— AIM OF THE EXERCISE —
Pull out every line below that contains the word "各项现金流净额历年变化情况".

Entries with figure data
-- BEGIN --

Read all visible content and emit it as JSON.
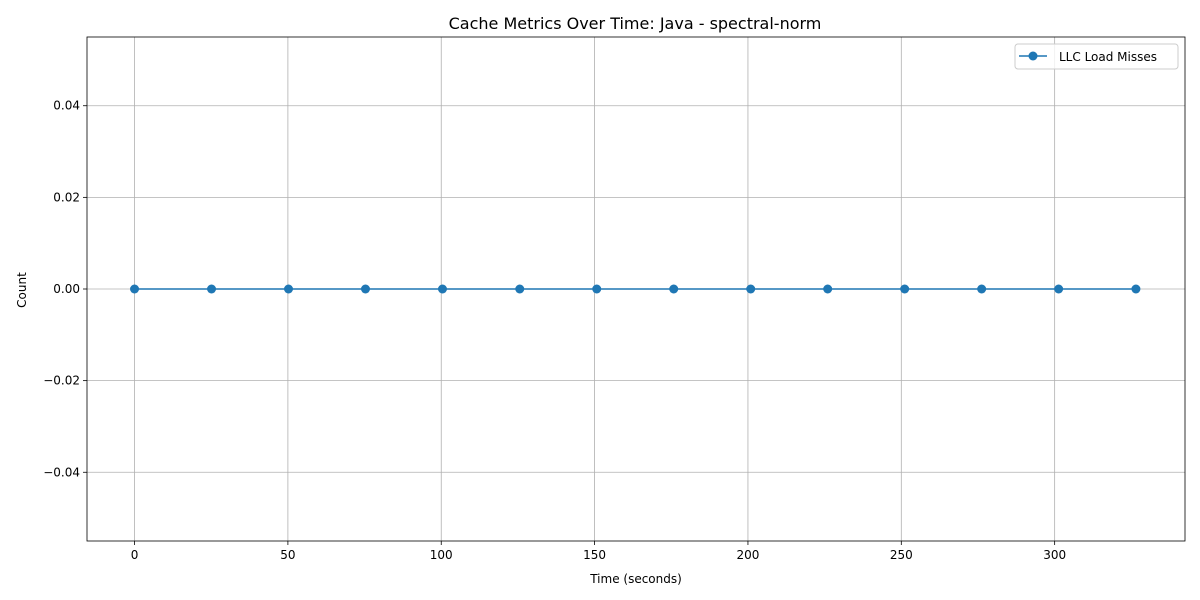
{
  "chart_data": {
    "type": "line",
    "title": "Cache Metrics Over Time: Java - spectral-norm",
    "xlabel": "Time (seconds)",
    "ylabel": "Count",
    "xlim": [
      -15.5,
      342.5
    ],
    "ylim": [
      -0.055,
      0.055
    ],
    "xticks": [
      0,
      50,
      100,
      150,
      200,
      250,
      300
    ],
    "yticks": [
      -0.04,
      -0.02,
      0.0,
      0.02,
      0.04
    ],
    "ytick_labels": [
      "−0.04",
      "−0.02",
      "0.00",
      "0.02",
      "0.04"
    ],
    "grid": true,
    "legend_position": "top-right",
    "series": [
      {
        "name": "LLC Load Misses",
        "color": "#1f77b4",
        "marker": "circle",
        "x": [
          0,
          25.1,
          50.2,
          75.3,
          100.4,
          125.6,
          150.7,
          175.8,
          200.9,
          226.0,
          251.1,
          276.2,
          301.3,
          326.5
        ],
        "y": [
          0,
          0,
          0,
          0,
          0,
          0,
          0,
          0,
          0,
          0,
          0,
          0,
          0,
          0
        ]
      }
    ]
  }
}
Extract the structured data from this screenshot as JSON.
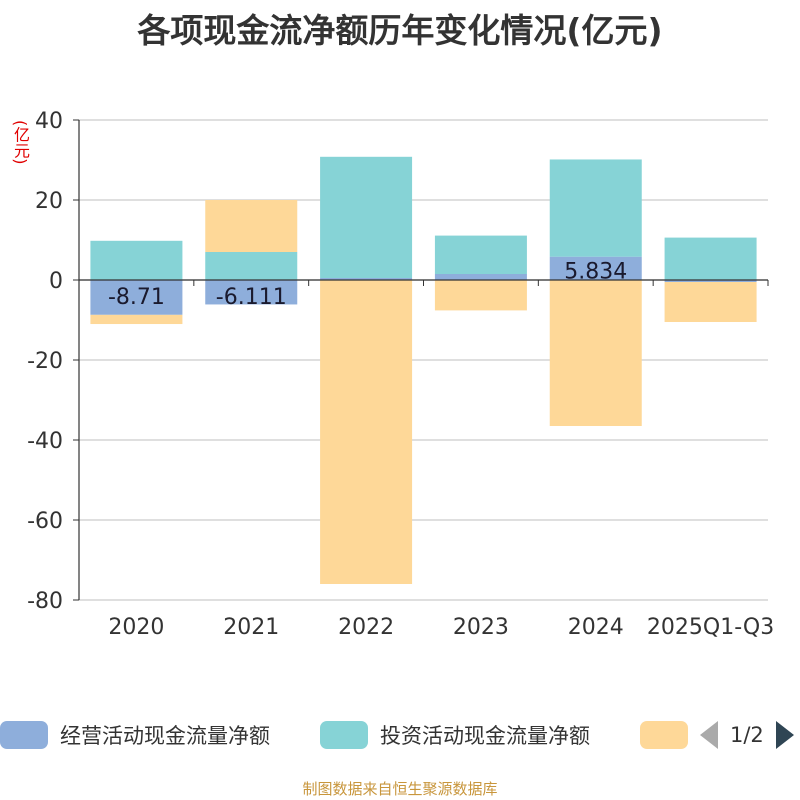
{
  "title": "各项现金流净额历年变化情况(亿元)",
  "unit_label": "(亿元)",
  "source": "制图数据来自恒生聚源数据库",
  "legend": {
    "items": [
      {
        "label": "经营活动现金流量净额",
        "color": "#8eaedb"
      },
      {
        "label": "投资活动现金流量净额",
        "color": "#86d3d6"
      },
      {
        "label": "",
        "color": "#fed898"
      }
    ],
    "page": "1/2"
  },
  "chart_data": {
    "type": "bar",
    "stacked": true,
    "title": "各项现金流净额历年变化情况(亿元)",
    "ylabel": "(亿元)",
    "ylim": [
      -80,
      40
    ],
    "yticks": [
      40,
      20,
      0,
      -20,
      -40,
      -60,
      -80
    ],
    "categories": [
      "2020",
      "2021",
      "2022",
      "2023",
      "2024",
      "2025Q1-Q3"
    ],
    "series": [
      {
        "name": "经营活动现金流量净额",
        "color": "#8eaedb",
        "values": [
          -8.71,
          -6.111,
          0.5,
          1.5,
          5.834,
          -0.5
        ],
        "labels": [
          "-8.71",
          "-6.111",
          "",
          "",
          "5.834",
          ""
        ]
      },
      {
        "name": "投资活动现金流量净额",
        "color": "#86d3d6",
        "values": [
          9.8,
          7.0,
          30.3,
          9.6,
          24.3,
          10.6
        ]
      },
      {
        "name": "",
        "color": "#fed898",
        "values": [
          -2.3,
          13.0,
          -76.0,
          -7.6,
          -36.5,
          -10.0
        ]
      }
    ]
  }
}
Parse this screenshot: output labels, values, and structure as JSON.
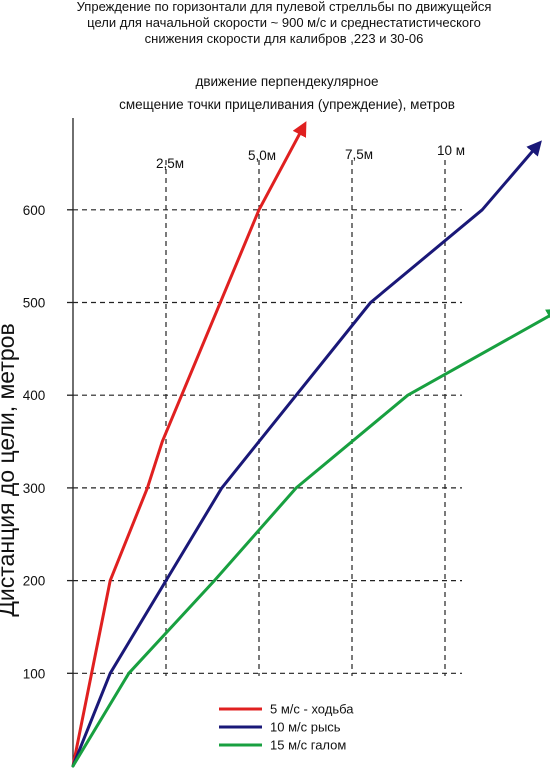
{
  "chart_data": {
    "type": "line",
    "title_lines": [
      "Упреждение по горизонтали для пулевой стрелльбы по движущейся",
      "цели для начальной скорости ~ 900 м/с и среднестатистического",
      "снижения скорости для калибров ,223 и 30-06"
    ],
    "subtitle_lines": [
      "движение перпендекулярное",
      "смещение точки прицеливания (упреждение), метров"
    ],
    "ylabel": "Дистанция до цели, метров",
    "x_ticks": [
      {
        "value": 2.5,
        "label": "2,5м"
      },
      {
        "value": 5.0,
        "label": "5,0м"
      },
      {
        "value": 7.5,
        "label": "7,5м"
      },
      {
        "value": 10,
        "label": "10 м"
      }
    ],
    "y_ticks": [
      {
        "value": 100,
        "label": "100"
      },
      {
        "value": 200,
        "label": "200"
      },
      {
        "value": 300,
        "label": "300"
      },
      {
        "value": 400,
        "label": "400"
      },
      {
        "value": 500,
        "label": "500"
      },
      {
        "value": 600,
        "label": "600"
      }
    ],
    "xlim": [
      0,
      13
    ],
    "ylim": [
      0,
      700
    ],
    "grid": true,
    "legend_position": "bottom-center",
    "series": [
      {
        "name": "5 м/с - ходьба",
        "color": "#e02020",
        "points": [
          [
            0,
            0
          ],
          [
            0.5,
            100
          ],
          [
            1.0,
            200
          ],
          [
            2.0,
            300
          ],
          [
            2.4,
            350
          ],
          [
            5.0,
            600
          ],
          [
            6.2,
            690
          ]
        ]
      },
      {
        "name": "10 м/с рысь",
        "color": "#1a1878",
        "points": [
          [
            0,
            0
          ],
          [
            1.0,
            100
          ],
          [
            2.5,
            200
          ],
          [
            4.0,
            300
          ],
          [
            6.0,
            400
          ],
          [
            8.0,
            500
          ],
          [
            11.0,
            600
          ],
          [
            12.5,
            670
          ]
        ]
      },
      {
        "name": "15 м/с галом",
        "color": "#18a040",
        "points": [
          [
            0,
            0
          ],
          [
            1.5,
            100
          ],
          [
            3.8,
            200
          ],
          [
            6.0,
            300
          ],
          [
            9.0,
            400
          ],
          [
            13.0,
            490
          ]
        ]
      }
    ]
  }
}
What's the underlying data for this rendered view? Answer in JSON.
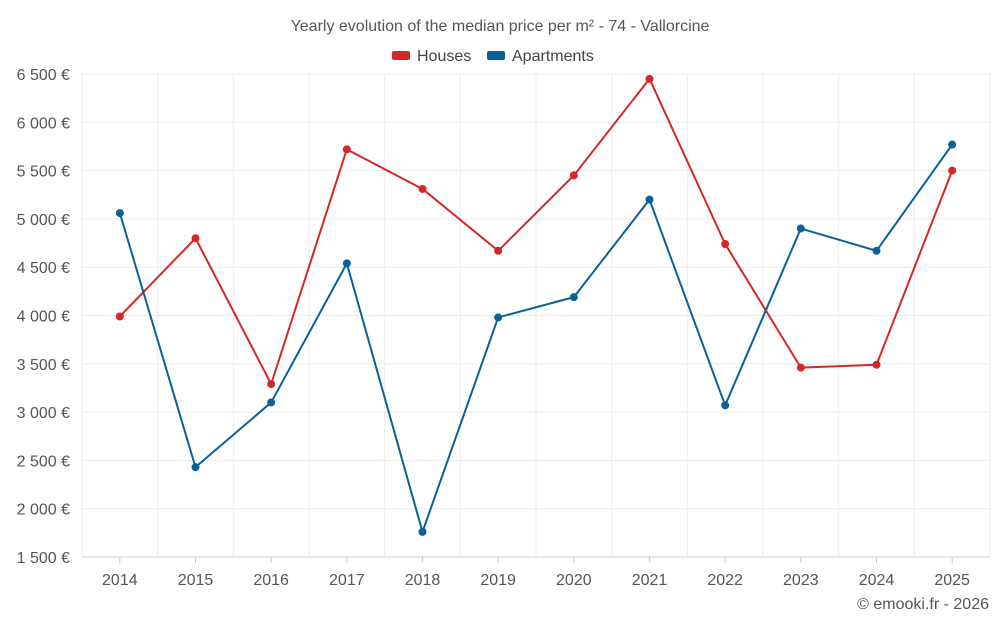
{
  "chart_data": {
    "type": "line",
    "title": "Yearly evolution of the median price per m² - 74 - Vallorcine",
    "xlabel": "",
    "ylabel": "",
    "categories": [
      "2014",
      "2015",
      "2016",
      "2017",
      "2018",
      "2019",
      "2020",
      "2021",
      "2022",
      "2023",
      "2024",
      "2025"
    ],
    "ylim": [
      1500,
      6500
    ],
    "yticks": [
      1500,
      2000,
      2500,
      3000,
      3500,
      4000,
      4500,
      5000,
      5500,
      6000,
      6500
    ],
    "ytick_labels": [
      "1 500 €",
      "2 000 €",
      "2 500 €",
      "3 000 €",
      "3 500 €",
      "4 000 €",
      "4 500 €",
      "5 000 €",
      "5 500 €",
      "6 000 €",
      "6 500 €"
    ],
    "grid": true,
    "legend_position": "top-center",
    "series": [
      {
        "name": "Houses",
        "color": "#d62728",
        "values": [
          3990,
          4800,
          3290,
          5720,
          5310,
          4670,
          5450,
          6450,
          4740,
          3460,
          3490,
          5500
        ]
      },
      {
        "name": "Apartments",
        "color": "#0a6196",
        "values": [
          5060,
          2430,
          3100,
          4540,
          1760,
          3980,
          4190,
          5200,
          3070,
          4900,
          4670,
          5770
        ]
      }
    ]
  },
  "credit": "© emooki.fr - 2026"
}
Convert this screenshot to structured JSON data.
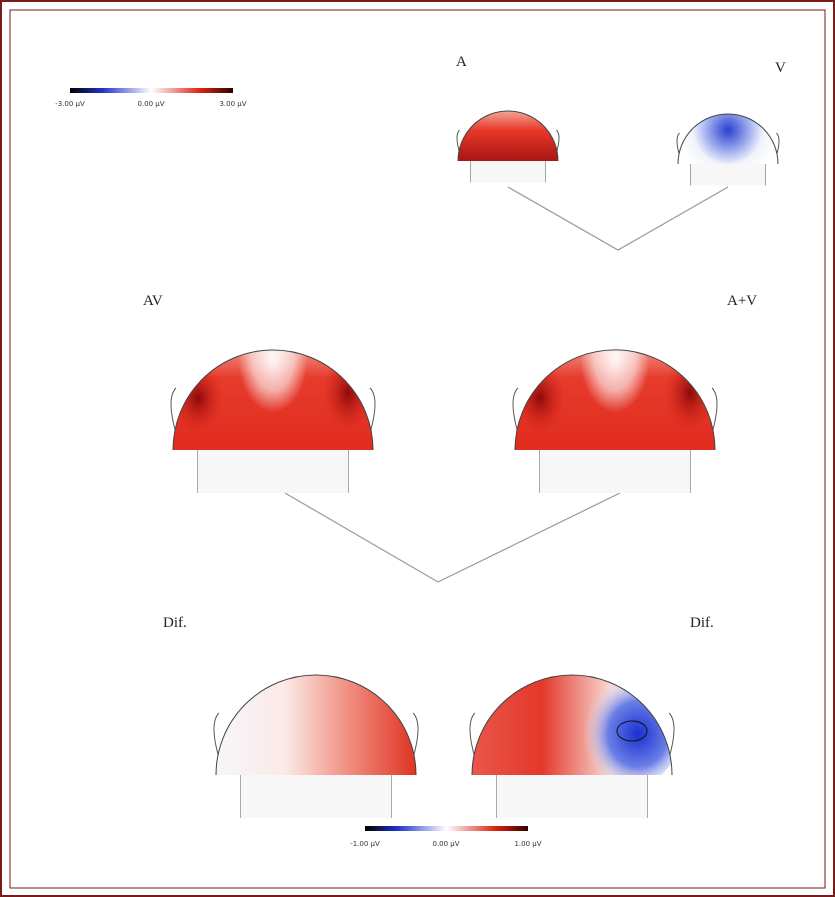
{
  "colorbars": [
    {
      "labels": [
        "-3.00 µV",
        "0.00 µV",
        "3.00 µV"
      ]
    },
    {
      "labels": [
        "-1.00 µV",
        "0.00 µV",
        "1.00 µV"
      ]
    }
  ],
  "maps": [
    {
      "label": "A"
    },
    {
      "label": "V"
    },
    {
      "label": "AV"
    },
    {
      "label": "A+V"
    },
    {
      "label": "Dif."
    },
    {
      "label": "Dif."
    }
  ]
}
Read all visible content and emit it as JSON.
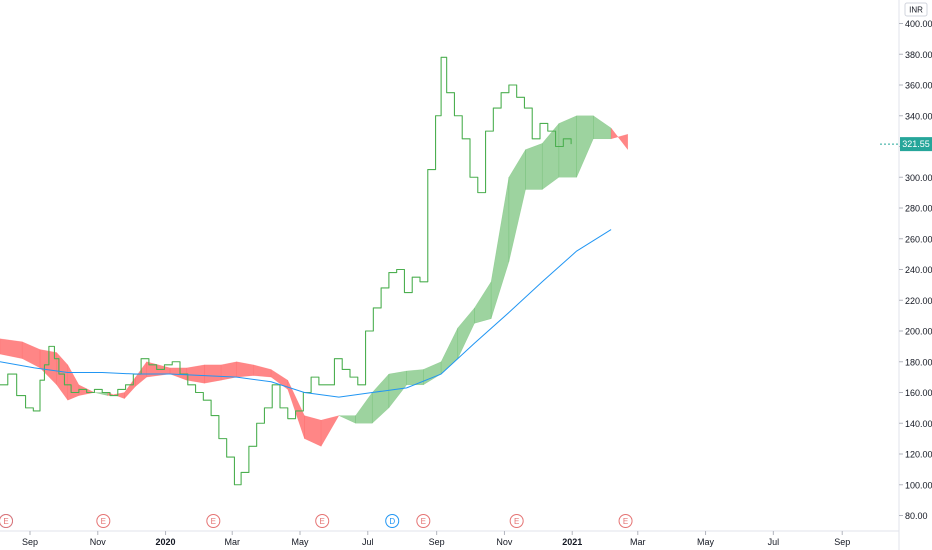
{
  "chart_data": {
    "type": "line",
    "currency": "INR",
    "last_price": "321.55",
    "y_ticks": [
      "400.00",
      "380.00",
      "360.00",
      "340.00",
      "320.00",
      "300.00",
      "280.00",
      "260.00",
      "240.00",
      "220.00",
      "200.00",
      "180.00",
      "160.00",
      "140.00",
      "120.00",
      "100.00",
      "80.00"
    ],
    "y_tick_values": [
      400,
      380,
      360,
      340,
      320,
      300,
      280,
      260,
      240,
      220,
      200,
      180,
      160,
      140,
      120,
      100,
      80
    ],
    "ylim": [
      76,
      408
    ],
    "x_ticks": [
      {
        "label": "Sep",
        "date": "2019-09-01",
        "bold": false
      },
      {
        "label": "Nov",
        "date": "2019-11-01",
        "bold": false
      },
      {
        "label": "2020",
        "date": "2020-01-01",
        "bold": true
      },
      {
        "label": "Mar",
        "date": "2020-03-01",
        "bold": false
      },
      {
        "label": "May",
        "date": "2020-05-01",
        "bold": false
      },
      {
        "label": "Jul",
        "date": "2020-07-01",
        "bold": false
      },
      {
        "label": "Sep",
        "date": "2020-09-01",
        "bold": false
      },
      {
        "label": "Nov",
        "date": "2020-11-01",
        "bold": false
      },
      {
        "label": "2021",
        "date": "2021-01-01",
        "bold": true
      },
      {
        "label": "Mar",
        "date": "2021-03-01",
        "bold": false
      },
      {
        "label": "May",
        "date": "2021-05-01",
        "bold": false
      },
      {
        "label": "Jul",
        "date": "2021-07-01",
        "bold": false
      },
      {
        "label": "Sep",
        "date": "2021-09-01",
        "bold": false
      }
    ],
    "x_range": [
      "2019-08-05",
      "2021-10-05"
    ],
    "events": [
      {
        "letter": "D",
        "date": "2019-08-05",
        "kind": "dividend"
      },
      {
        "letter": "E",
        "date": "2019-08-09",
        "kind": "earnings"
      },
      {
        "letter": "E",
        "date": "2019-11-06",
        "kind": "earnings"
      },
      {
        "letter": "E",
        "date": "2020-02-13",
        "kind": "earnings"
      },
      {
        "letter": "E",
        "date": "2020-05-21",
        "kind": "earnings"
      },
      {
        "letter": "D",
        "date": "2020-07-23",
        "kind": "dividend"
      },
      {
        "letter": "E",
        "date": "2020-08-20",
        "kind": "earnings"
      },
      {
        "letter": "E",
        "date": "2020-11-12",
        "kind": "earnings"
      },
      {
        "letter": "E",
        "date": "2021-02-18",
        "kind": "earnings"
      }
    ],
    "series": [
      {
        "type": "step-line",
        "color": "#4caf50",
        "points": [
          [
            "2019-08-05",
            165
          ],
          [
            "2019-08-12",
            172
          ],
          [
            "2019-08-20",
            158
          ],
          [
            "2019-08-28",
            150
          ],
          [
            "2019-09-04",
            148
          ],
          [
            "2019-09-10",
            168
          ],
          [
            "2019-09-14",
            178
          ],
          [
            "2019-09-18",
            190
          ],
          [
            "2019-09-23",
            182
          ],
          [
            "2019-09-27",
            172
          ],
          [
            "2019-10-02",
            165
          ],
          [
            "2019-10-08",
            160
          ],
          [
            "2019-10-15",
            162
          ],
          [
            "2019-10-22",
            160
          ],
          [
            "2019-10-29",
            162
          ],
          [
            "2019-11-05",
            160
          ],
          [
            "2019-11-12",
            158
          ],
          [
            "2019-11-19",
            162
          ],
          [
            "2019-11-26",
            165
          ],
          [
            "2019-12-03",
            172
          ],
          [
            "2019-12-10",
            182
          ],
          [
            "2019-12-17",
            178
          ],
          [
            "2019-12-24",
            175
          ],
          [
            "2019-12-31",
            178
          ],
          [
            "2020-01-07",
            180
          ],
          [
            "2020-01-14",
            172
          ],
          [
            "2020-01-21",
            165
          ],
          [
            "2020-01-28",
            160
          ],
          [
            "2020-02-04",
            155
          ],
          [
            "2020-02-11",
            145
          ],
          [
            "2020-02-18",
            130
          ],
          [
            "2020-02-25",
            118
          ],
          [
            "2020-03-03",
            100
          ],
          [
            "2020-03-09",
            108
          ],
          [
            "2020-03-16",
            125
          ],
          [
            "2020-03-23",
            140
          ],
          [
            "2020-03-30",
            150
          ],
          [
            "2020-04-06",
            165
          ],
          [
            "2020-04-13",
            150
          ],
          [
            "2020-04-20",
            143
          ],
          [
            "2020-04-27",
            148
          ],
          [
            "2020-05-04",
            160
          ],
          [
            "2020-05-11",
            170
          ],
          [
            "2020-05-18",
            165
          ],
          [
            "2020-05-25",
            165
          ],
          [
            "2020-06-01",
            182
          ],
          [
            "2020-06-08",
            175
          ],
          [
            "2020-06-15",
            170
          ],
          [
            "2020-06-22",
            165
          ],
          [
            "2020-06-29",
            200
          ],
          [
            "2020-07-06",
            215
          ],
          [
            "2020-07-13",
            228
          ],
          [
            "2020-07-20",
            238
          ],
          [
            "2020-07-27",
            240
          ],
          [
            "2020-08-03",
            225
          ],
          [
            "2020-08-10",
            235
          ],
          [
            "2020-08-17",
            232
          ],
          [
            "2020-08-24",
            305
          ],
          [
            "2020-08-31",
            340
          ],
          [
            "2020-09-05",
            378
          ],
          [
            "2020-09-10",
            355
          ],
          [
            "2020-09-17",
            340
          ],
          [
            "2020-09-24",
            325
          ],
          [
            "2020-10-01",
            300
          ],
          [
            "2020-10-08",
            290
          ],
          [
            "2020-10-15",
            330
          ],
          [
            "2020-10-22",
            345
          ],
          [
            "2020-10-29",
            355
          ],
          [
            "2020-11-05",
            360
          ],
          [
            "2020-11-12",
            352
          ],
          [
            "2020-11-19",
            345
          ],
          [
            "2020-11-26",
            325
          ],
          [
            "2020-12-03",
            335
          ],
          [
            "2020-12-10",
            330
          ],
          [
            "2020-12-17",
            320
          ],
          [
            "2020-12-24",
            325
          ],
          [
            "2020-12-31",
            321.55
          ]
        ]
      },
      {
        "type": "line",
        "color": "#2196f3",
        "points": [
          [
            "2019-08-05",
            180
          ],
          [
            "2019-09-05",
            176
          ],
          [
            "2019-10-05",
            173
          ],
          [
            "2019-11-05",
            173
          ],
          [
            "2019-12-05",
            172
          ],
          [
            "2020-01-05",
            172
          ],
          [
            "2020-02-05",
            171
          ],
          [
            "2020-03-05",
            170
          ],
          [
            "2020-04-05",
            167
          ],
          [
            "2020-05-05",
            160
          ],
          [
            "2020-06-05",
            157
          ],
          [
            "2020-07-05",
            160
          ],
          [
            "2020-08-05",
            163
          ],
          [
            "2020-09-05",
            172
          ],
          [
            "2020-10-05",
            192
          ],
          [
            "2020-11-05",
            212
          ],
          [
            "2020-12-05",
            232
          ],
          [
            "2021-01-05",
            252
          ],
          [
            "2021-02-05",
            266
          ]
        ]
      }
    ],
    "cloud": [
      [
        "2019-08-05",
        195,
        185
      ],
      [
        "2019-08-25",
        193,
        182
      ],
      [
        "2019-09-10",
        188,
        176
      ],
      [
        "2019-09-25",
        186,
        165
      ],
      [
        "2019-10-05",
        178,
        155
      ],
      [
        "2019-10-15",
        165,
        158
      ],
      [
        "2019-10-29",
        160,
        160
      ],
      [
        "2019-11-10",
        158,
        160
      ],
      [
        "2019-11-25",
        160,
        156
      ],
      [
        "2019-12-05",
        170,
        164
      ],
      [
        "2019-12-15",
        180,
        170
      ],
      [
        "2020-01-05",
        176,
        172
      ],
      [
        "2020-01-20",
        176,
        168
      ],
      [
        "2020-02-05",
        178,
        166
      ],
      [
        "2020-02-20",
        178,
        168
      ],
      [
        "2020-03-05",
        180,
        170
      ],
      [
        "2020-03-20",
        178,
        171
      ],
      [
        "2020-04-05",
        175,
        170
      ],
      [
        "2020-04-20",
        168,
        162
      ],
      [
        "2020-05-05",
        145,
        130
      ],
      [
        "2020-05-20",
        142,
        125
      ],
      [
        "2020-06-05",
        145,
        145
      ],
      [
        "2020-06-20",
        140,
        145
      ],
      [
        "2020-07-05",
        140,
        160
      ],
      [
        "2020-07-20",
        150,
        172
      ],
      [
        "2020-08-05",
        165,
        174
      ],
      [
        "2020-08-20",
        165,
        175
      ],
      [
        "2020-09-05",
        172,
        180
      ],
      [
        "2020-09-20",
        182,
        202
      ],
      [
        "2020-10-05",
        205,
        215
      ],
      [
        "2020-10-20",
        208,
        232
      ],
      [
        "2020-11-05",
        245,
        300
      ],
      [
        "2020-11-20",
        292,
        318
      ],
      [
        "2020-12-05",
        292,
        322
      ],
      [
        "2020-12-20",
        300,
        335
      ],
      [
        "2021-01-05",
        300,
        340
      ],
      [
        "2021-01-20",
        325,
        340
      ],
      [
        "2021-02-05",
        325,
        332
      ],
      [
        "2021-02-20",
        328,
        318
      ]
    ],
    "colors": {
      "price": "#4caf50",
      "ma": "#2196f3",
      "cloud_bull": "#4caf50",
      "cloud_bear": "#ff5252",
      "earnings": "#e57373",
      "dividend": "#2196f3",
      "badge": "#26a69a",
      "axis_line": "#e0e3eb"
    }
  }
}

-- END --

— RESULT OF THE EXERCISE —
  "title": "各项现金流净额历年变化情况(亿元)",
    "title": "各项现金流净额历年变化情况(亿元)",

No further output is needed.